INSTRUCTIONS FOR THE TASK — Scan the records and identify every line in which the string "title" occurs, then return those lines.

MATERIAL PROVIDED —
######

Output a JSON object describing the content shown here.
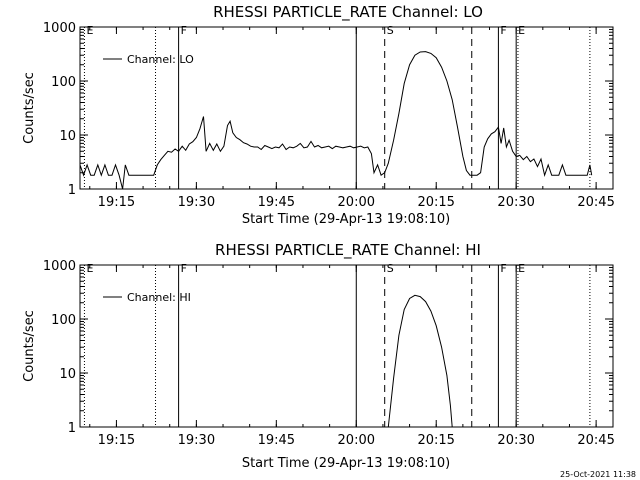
{
  "chart_data": [
    {
      "type": "line",
      "title": "RHESSI PARTICLE_RATE Channel: LO",
      "xlabel": "Start Time (29-Apr-13 19:08:10)",
      "ylabel": "Counts/sec",
      "y_scale": "log",
      "ylim": [
        1,
        1000
      ],
      "xlim": [
        "19:08:10",
        "20:48:10"
      ],
      "x_ticks": [
        "19:15",
        "19:30",
        "19:45",
        "20:00",
        "20:15",
        "20:30",
        "20:45"
      ],
      "y_ticks": [
        "1",
        "10",
        "100",
        "1000"
      ],
      "legend": {
        "position": "top-left",
        "entries": [
          "Channel: LO"
        ]
      },
      "grid": false,
      "markers": [
        {
          "time": "19:09:00",
          "style": "dotted",
          "label": "E"
        },
        {
          "time": "19:22:20",
          "style": "dotted",
          "label": ""
        },
        {
          "time": "19:26:40",
          "style": "solid",
          "label": "F"
        },
        {
          "time": "20:00:00",
          "style": "solid",
          "label": ""
        },
        {
          "time": "20:05:20",
          "style": "dashed",
          "label": "S"
        },
        {
          "time": "20:21:40",
          "style": "dashed",
          "label": ""
        },
        {
          "time": "20:26:40",
          "style": "solid",
          "label": "F"
        },
        {
          "time": "20:30:00",
          "style": "solid",
          "label": "E"
        },
        {
          "time": "20:30:20",
          "style": "dotted",
          "label": ""
        },
        {
          "time": "20:43:50",
          "style": "dotted",
          "label": ""
        }
      ],
      "series": [
        {
          "name": "Channel: LO",
          "points": [
            [
              "19:08:10",
              2.8
            ],
            [
              "19:08:50",
              1.8
            ],
            [
              "19:09:30",
              2.8
            ],
            [
              "19:10:10",
              1.8
            ],
            [
              "19:10:50",
              1.8
            ],
            [
              "19:11:30",
              2.8
            ],
            [
              "19:12:10",
              1.8
            ],
            [
              "19:12:50",
              2.8
            ],
            [
              "19:13:30",
              1.8
            ],
            [
              "19:14:10",
              1.8
            ],
            [
              "19:14:50",
              2.8
            ],
            [
              "19:15:30",
              1.8
            ],
            [
              "19:16:10",
              1.0
            ],
            [
              "19:16:40",
              2.8
            ],
            [
              "19:17:20",
              1.8
            ],
            [
              "19:18:00",
              1.8
            ],
            [
              "19:18:40",
              1.8
            ],
            [
              "19:19:20",
              1.8
            ],
            [
              "19:20:00",
              1.8
            ],
            [
              "19:20:40",
              1.8
            ],
            [
              "19:21:20",
              1.8
            ],
            [
              "19:22:00",
              1.8
            ],
            [
              "19:22:40",
              2.8
            ],
            [
              "19:23:20",
              3.5
            ],
            [
              "19:24:00",
              4.2
            ],
            [
              "19:24:40",
              5.0
            ],
            [
              "19:25:20",
              4.8
            ],
            [
              "19:26:00",
              5.5
            ],
            [
              "19:26:40",
              5.0
            ],
            [
              "19:27:20",
              6.2
            ],
            [
              "19:28:00",
              5.2
            ],
            [
              "19:28:40",
              6.8
            ],
            [
              "19:29:20",
              7.5
            ],
            [
              "19:30:00",
              9.0
            ],
            [
              "19:30:40",
              13.0
            ],
            [
              "19:31:20",
              22.0
            ],
            [
              "19:31:50",
              5.0
            ],
            [
              "19:32:30",
              7.0
            ],
            [
              "19:33:10",
              5.2
            ],
            [
              "19:33:50",
              6.8
            ],
            [
              "19:34:30",
              5.0
            ],
            [
              "19:35:10",
              6.2
            ],
            [
              "19:35:50",
              15.0
            ],
            [
              "19:36:20",
              18.0
            ],
            [
              "19:36:50",
              11.0
            ],
            [
              "19:37:30",
              9.0
            ],
            [
              "19:38:10",
              8.2
            ],
            [
              "19:38:50",
              7.2
            ],
            [
              "19:39:30",
              6.8
            ],
            [
              "19:40:10",
              6.2
            ],
            [
              "19:40:50",
              6.0
            ],
            [
              "19:41:30",
              6.0
            ],
            [
              "19:42:10",
              5.4
            ],
            [
              "19:42:50",
              6.4
            ],
            [
              "19:43:30",
              6.0
            ],
            [
              "19:44:10",
              5.6
            ],
            [
              "19:44:50",
              6.0
            ],
            [
              "19:45:30",
              5.8
            ],
            [
              "19:46:10",
              6.8
            ],
            [
              "19:46:50",
              5.4
            ],
            [
              "19:47:30",
              6.0
            ],
            [
              "19:48:10",
              5.8
            ],
            [
              "19:48:50",
              6.2
            ],
            [
              "19:49:30",
              7.0
            ],
            [
              "19:50:10",
              5.8
            ],
            [
              "19:50:50",
              6.0
            ],
            [
              "19:51:30",
              7.6
            ],
            [
              "19:52:10",
              6.0
            ],
            [
              "19:52:50",
              6.4
            ],
            [
              "19:53:30",
              5.8
            ],
            [
              "19:54:10",
              6.0
            ],
            [
              "19:54:50",
              6.2
            ],
            [
              "19:55:30",
              5.6
            ],
            [
              "19:56:10",
              6.2
            ],
            [
              "19:56:50",
              6.0
            ],
            [
              "19:57:30",
              5.8
            ],
            [
              "19:58:10",
              6.0
            ],
            [
              "19:58:50",
              6.2
            ],
            [
              "19:59:30",
              5.8
            ],
            [
              "20:00:10",
              6.0
            ],
            [
              "20:00:50",
              6.2
            ],
            [
              "20:01:30",
              5.8
            ],
            [
              "20:02:10",
              6.0
            ],
            [
              "20:02:50",
              4.5
            ],
            [
              "20:03:20",
              2.0
            ],
            [
              "20:04:00",
              2.8
            ],
            [
              "20:04:40",
              1.8
            ],
            [
              "20:05:20",
              2.0
            ],
            [
              "20:06:00",
              3.0
            ],
            [
              "20:07:00",
              8.0
            ],
            [
              "20:08:00",
              25.0
            ],
            [
              "20:09:00",
              90.0
            ],
            [
              "20:10:00",
              200.0
            ],
            [
              "20:11:00",
              300.0
            ],
            [
              "20:12:00",
              345.0
            ],
            [
              "20:13:00",
              350.0
            ],
            [
              "20:14:00",
              325.0
            ],
            [
              "20:15:00",
              270.0
            ],
            [
              "20:16:00",
              180.0
            ],
            [
              "20:17:00",
              100.0
            ],
            [
              "20:18:00",
              45.0
            ],
            [
              "20:19:00",
              14.0
            ],
            [
              "20:20:00",
              4.0
            ],
            [
              "20:20:40",
              2.2
            ],
            [
              "20:21:20",
              1.8
            ],
            [
              "20:22:00",
              1.8
            ],
            [
              "20:22:40",
              1.8
            ],
            [
              "20:23:20",
              2.0
            ],
            [
              "20:24:00",
              6.0
            ],
            [
              "20:24:40",
              8.5
            ],
            [
              "20:25:20",
              10.5
            ],
            [
              "20:26:00",
              11.5
            ],
            [
              "20:26:40",
              14.0
            ],
            [
              "20:27:10",
              7.0
            ],
            [
              "20:27:40",
              13.5
            ],
            [
              "20:28:10",
              6.0
            ],
            [
              "20:28:40",
              8.0
            ],
            [
              "20:29:20",
              5.0
            ],
            [
              "20:30:00",
              4.0
            ],
            [
              "20:30:40",
              4.2
            ],
            [
              "20:31:20",
              3.5
            ],
            [
              "20:32:00",
              4.0
            ],
            [
              "20:32:40",
              3.2
            ],
            [
              "20:33:20",
              3.6
            ],
            [
              "20:34:00",
              2.6
            ],
            [
              "20:34:40",
              3.6
            ],
            [
              "20:35:20",
              1.8
            ],
            [
              "20:36:00",
              2.8
            ],
            [
              "20:36:40",
              1.8
            ],
            [
              "20:37:20",
              1.8
            ],
            [
              "20:38:00",
              1.8
            ],
            [
              "20:38:40",
              2.8
            ],
            [
              "20:39:20",
              1.8
            ],
            [
              "20:40:00",
              1.8
            ],
            [
              "20:40:40",
              1.8
            ],
            [
              "20:41:20",
              1.8
            ],
            [
              "20:42:00",
              1.8
            ],
            [
              "20:42:40",
              1.8
            ],
            [
              "20:43:20",
              1.8
            ],
            [
              "20:43:50",
              2.8
            ],
            [
              "20:44:10",
              1.8
            ]
          ]
        }
      ]
    },
    {
      "type": "line",
      "title": "RHESSI PARTICLE_RATE Channel: HI",
      "xlabel": "Start Time (29-Apr-13 19:08:10)",
      "ylabel": "Counts/sec",
      "y_scale": "log",
      "ylim": [
        1,
        1000
      ],
      "xlim": [
        "19:08:10",
        "20:48:10"
      ],
      "x_ticks": [
        "19:15",
        "19:30",
        "19:45",
        "20:00",
        "20:15",
        "20:30",
        "20:45"
      ],
      "y_ticks": [
        "1",
        "10",
        "100",
        "1000"
      ],
      "legend": {
        "position": "top-left",
        "entries": [
          "Channel: HI"
        ]
      },
      "grid": false,
      "markers": [
        {
          "time": "19:09:00",
          "style": "dotted",
          "label": "E"
        },
        {
          "time": "19:22:20",
          "style": "dotted",
          "label": ""
        },
        {
          "time": "19:26:40",
          "style": "solid",
          "label": "F"
        },
        {
          "time": "20:00:00",
          "style": "solid",
          "label": ""
        },
        {
          "time": "20:05:20",
          "style": "dashed",
          "label": "S"
        },
        {
          "time": "20:21:40",
          "style": "dashed",
          "label": ""
        },
        {
          "time": "20:26:40",
          "style": "solid",
          "label": "F"
        },
        {
          "time": "20:30:00",
          "style": "solid",
          "label": "E"
        },
        {
          "time": "20:30:20",
          "style": "dotted",
          "label": ""
        },
        {
          "time": "20:43:50",
          "style": "dotted",
          "label": ""
        }
      ],
      "series": [
        {
          "name": "Channel: HI",
          "points": [
            [
              "20:06:00",
              1.0
            ],
            [
              "20:07:00",
              8.0
            ],
            [
              "20:08:00",
              50.0
            ],
            [
              "20:09:00",
              150.0
            ],
            [
              "20:10:00",
              240.0
            ],
            [
              "20:11:00",
              275.0
            ],
            [
              "20:12:00",
              260.0
            ],
            [
              "20:13:00",
              210.0
            ],
            [
              "20:14:00",
              140.0
            ],
            [
              "20:15:00",
              75.0
            ],
            [
              "20:16:00",
              30.0
            ],
            [
              "20:17:00",
              9.0
            ],
            [
              "20:17:40",
              2.5
            ],
            [
              "20:18:00",
              1.0
            ]
          ]
        }
      ]
    }
  ],
  "footer": {
    "timestamp": "25-Oct-2021 11:38"
  }
}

######

THE RESULT —
      "title": "RHESSI PARTICLE_RATE Channel: LO",
      "title": "RHESSI PARTICLE_RATE Channel: HI",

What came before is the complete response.